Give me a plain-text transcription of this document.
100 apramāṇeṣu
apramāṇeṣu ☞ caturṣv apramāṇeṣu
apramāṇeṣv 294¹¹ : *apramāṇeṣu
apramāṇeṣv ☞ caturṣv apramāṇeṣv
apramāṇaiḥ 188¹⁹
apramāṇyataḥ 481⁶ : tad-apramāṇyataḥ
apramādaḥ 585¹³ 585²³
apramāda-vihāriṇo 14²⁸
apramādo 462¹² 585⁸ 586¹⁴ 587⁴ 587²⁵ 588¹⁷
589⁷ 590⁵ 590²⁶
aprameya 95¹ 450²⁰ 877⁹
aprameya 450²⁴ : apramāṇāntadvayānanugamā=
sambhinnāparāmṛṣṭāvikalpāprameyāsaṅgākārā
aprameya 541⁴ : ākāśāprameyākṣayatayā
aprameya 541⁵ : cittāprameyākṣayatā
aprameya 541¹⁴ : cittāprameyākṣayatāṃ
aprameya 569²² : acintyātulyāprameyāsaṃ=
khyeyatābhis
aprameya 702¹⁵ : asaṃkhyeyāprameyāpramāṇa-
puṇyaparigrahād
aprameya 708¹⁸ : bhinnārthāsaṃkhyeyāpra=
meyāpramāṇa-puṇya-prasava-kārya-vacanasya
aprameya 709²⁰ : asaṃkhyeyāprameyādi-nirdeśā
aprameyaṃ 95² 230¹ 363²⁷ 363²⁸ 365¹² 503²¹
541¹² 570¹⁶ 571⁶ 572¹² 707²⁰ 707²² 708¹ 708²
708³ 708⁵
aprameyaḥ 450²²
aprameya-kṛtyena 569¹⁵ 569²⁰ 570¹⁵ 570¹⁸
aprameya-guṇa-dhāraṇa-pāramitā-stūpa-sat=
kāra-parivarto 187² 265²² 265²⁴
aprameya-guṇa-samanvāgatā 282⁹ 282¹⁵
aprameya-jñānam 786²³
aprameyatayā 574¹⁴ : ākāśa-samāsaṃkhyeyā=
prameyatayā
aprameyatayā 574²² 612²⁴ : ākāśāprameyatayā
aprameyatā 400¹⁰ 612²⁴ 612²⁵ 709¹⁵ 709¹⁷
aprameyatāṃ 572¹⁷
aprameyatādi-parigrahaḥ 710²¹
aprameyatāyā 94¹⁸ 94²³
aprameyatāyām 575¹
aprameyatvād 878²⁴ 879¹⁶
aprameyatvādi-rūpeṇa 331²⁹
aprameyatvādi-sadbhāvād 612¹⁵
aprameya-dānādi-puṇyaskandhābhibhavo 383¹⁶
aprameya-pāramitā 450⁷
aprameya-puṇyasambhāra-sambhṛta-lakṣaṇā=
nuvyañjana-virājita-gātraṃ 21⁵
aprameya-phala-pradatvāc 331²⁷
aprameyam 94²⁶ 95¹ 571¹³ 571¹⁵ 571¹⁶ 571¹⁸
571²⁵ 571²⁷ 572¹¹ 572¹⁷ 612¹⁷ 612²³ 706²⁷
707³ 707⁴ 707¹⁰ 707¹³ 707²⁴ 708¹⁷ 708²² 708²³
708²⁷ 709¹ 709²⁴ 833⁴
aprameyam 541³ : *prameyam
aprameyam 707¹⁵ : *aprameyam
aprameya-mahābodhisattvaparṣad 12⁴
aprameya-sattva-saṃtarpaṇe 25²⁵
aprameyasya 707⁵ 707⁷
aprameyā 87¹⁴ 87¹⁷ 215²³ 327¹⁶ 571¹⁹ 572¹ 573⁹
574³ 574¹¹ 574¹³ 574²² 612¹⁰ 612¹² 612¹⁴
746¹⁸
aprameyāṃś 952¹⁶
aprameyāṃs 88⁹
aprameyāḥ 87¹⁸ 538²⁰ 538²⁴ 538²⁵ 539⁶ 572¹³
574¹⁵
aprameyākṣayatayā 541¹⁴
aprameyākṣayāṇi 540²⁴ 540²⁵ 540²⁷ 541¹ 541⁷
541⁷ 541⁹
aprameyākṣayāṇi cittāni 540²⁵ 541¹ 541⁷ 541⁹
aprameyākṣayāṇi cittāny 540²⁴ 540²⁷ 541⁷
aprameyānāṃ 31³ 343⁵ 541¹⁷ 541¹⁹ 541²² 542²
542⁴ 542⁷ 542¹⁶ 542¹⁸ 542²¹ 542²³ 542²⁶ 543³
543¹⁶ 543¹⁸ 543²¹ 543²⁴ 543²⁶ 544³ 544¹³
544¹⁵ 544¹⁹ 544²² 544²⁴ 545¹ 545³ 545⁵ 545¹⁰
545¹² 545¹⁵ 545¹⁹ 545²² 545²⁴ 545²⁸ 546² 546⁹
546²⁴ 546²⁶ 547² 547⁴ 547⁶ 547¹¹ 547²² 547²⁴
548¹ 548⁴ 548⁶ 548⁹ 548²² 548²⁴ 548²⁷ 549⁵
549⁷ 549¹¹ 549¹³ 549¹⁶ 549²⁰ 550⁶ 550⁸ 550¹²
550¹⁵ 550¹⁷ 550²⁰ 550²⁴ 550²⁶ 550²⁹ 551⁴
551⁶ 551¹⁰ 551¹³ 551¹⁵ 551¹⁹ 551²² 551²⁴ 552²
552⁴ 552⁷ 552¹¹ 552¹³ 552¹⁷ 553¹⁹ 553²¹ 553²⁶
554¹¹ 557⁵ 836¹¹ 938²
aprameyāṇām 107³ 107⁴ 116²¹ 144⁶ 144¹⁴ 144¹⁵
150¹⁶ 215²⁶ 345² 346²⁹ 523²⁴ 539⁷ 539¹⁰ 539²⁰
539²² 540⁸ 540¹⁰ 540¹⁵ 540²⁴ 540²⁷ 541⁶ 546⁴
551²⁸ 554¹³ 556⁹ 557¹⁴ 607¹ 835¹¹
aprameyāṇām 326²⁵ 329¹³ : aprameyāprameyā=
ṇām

→ What the exercise asks: Return all the lines that contain the string "aprameyatayā".

→ Completed task:
aprameyatayā 574¹⁴ : ākāśa-samāsaṃkhyeyā=
aprameyatayā 574²² 612²⁴ : ākāśāprameyatayā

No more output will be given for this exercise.